> _Given exercise_
Output the material beneath exactly, leaving nothing out.

> _Exercise data_
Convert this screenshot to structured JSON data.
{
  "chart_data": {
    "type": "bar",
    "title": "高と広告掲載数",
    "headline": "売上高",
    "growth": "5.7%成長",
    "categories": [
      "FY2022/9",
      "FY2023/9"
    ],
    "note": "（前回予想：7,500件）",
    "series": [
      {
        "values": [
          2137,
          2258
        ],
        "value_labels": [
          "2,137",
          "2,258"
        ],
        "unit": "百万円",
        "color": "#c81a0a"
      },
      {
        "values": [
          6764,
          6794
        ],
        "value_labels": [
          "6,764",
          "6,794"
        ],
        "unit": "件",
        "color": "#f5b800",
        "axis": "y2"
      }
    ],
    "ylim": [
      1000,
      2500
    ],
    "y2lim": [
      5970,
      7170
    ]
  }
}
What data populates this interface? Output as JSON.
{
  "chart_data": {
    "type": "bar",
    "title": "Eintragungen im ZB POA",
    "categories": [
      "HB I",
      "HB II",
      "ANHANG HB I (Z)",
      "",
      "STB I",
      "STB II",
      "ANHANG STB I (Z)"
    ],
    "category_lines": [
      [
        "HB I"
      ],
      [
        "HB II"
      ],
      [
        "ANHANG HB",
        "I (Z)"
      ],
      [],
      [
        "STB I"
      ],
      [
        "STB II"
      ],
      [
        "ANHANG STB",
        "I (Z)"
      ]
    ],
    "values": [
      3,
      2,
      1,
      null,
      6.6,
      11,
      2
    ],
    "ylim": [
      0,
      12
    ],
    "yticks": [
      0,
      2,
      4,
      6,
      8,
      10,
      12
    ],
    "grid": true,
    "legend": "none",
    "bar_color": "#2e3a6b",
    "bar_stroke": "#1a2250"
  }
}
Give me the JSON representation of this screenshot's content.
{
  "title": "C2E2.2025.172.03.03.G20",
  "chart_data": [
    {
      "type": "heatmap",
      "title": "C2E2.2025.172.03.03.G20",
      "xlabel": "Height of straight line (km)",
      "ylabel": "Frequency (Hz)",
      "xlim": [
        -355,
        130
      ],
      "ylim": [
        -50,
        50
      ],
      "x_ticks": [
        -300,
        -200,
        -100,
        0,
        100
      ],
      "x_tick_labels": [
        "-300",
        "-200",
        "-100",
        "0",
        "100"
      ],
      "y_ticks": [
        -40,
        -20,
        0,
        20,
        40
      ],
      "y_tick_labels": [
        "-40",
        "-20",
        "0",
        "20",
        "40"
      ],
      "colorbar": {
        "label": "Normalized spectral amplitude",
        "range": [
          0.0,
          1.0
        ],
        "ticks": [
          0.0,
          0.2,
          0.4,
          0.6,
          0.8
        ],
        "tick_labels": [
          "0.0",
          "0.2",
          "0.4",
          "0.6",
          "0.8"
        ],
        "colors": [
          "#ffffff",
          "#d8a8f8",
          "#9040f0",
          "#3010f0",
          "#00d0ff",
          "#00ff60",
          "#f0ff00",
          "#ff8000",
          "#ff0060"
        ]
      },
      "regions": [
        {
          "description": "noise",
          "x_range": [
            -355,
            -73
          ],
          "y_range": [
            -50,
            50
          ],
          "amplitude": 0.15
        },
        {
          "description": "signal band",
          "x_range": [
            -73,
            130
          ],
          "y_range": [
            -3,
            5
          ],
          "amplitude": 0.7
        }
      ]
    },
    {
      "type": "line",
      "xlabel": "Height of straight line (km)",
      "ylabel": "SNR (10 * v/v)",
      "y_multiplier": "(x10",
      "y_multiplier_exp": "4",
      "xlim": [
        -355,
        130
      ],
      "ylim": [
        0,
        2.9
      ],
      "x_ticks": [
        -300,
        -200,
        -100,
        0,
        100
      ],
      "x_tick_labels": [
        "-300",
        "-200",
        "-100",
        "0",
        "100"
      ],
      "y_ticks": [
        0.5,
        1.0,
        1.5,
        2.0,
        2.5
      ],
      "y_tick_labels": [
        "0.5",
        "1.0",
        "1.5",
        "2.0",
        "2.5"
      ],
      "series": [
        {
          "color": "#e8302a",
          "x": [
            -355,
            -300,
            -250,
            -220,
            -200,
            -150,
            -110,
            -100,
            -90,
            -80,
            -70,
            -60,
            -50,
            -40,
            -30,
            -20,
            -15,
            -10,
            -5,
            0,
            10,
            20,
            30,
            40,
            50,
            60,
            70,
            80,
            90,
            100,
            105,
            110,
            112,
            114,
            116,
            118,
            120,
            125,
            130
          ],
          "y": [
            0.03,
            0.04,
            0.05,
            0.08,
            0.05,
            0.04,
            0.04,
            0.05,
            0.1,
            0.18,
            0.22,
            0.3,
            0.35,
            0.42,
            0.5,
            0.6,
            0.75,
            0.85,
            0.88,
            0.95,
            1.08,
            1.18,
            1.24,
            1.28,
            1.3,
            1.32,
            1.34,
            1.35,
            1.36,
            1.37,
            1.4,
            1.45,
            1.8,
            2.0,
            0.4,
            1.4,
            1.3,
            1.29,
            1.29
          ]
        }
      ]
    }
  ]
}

> _Solved exercise_
Convert this screenshot to structured JSON data.
{
  "chart_data": {
    "type": "bar",
    "title": "高と広告掲載数",
    "headline": "売上高",
    "growth": "5.7%成長",
    "categories": [
      "FY2022/9",
      "FY2023/9"
    ],
    "note": "（前回予想：7,500件）",
    "series": [
      {
        "values": [
          2137,
          2258
        ],
        "value_labels": [
          "2,137",
          "2,258"
        ],
        "unit": "百万円",
        "color": "#c81a0a"
      },
      {
        "values": [
          6764,
          6794
        ],
        "value_labels": [
          "6,764",
          "6,794"
        ],
        "unit": "件",
        "color": "#f5b800",
        "axis": "y2"
      }
    ],
    "ylim": [
      1000,
      2500
    ],
    "y2lim": [
      5970,
      7170
    ]
  }
}
What data populates this interface? Output as JSON.
{
  "chart_data": {
    "type": "bar",
    "title": "Eintragungen im ZB POA",
    "categories": [
      "HB I",
      "HB II",
      "ANHANG HB I (Z)",
      "",
      "STB I",
      "STB II",
      "ANHANG STB I (Z)"
    ],
    "category_lines": [
      [
        "HB I"
      ],
      [
        "HB II"
      ],
      [
        "ANHANG HB",
        "I (Z)"
      ],
      [],
      [
        "STB I"
      ],
      [
        "STB II"
      ],
      [
        "ANHANG STB",
        "I (Z)"
      ]
    ],
    "values": [
      3,
      2,
      1,
      null,
      6.6,
      11,
      2
    ],
    "ylim": [
      0,
      12
    ],
    "yticks": [
      0,
      2,
      4,
      6,
      8,
      10,
      12
    ],
    "grid": true,
    "legend": "none",
    "bar_color": "#2e3a6b",
    "bar_stroke": "#1a2250"
  }
}
Give me the JSON representation of this screenshot's content.
{
  "title": "C2E2.2025.172.03.03.G20",
  "chart_data": [
    {
      "type": "heatmap",
      "title": "C2E2.2025.172.03.03.G20",
      "xlabel": "Height of straight line (km)",
      "ylabel": "Frequency (Hz)",
      "xlim": [
        -355,
        130
      ],
      "ylim": [
        -50,
        50
      ],
      "x_ticks": [
        -300,
        -200,
        -100,
        0,
        100
      ],
      "x_tick_labels": [
        "-300",
        "-200",
        "-100",
        "0",
        "100"
      ],
      "y_ticks": [
        -40,
        -20,
        0,
        20,
        40
      ],
      "y_tick_labels": [
        "-40",
        "-20",
        "0",
        "20",
        "40"
      ],
      "colorbar": {
        "label": "Normalized spectral amplitude",
        "range": [
          0.0,
          1.0
        ],
        "ticks": [
          0.0,
          0.2,
          0.4,
          0.6,
          0.8
        ],
        "tick_labels": [
          "0.0",
          "0.2",
          "0.4",
          "0.6",
          "0.8"
        ],
        "colors": [
          "#ffffff",
          "#d8a8f8",
          "#9040f0",
          "#3010f0",
          "#00d0ff",
          "#00ff60",
          "#f0ff00",
          "#ff8000",
          "#ff0060"
        ]
      },
      "regions": [
        {
          "description": "noise",
          "x_range": [
            -355,
            -73
          ],
          "y_range": [
            -50,
            50
          ],
          "amplitude": 0.15
        },
        {
          "description": "signal band",
          "x_range": [
            -73,
            130
          ],
          "y_range": [
            -3,
            5
          ],
          "amplitude": 0.7
        }
      ]
    },
    {
      "type": "line",
      "xlabel": "Height of straight line (km)",
      "ylabel": "SNR (10 * v/v)",
      "y_multiplier": "(x10",
      "y_multiplier_exp": "4",
      "xlim": [
        -355,
        130
      ],
      "ylim": [
        0,
        2.9
      ],
      "x_ticks": [
        -300,
        -200,
        -100,
        0,
        100
      ],
      "x_tick_labels": [
        "-300",
        "-200",
        "-100",
        "0",
        "100"
      ],
      "y_ticks": [
        0.5,
        1.0,
        1.5,
        2.0,
        2.5
      ],
      "y_tick_labels": [
        "0.5",
        "1.0",
        "1.5",
        "2.0",
        "2.5"
      ],
      "series": [
        {
          "color": "#e8302a",
          "x": [
            -355,
            -300,
            -250,
            -220,
            -200,
            -150,
            -110,
            -100,
            -90,
            -80,
            -70,
            -60,
            -50,
            -40,
            -30,
            -20,
            -15,
            -10,
            -5,
            0,
            10,
            20,
            30,
            40,
            50,
            60,
            70,
            80,
            90,
            100,
            105,
            110,
            112,
            114,
            116,
            118,
            120,
            125,
            130
          ],
          "y": [
            0.03,
            0.04,
            0.05,
            0.08,
            0.05,
            0.04,
            0.04,
            0.05,
            0.1,
            0.18,
            0.22,
            0.3,
            0.35,
            0.42,
            0.5,
            0.6,
            0.75,
            0.85,
            0.88,
            0.95,
            1.08,
            1.18,
            1.24,
            1.28,
            1.3,
            1.32,
            1.34,
            1.35,
            1.36,
            1.37,
            1.4,
            1.45,
            1.8,
            2.0,
            0.4,
            1.4,
            1.3,
            1.29,
            1.29
          ]
        }
      ]
    }
  ]
}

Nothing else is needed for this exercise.